┌──

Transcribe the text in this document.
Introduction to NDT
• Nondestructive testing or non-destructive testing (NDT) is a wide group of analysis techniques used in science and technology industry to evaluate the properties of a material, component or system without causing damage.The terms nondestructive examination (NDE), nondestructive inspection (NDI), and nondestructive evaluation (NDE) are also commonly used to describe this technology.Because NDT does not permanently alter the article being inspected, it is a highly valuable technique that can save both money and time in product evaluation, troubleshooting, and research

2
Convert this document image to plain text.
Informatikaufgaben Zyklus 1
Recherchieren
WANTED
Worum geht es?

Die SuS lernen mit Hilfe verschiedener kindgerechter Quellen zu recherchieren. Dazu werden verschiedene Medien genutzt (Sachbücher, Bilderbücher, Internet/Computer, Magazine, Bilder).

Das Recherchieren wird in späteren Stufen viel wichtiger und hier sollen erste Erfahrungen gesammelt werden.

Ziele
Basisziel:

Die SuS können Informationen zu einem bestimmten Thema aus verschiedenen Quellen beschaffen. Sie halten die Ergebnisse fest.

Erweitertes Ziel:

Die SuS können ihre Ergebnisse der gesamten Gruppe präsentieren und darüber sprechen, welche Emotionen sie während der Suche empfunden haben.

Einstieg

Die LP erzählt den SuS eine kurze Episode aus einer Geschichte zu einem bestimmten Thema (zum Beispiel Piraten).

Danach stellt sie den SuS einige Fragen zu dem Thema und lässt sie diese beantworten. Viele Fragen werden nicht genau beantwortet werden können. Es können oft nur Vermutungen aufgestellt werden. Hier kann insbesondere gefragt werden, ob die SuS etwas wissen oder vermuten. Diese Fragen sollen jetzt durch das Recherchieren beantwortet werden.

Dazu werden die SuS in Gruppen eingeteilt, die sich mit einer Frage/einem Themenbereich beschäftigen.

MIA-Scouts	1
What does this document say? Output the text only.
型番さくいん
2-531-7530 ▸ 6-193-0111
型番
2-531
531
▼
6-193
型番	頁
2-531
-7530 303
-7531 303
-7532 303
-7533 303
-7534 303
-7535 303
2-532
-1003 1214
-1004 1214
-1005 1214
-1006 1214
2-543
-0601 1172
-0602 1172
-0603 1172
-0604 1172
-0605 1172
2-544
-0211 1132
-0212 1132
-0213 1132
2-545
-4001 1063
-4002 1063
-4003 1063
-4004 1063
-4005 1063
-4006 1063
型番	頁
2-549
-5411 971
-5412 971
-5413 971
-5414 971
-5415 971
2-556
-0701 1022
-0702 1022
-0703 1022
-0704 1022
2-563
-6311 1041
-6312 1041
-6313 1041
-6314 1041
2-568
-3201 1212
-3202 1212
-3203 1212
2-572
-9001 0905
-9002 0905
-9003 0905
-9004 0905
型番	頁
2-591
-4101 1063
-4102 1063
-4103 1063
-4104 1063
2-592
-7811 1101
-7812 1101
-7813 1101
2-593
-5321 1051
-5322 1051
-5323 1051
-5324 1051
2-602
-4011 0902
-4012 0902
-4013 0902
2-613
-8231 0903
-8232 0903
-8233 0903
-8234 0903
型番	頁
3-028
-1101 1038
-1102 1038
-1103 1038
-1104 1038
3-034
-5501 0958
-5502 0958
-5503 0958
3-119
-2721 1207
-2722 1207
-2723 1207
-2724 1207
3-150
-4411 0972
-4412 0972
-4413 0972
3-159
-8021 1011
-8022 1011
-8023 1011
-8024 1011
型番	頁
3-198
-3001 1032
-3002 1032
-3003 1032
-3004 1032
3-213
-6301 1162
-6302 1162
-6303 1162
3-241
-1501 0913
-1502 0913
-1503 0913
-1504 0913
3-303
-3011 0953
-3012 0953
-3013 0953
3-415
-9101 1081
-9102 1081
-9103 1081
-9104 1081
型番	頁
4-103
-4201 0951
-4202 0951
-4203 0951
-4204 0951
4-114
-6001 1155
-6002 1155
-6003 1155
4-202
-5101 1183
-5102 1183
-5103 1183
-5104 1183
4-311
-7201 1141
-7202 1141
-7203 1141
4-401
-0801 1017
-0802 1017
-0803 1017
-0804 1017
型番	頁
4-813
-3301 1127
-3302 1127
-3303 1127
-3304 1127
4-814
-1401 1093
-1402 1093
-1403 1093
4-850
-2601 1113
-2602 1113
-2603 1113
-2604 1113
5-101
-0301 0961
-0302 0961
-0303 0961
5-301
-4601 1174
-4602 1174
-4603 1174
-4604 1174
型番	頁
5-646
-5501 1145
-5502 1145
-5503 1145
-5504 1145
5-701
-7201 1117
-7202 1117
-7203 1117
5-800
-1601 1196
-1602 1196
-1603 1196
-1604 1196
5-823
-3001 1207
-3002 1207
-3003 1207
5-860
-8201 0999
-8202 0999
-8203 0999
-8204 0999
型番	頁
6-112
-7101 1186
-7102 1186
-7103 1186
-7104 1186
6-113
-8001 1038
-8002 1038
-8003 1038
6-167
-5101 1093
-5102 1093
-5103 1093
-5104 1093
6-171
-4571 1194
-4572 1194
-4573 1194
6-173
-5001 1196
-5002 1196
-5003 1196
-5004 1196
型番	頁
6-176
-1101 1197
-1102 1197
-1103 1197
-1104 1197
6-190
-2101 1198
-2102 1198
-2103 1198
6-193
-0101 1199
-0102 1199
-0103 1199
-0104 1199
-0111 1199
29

└──

Requirements
Collect the lines of the records that include the string "document".

Reply
Transcribe the text in this document.
Convert this document image to plain text.
What does this document say? Output the text only.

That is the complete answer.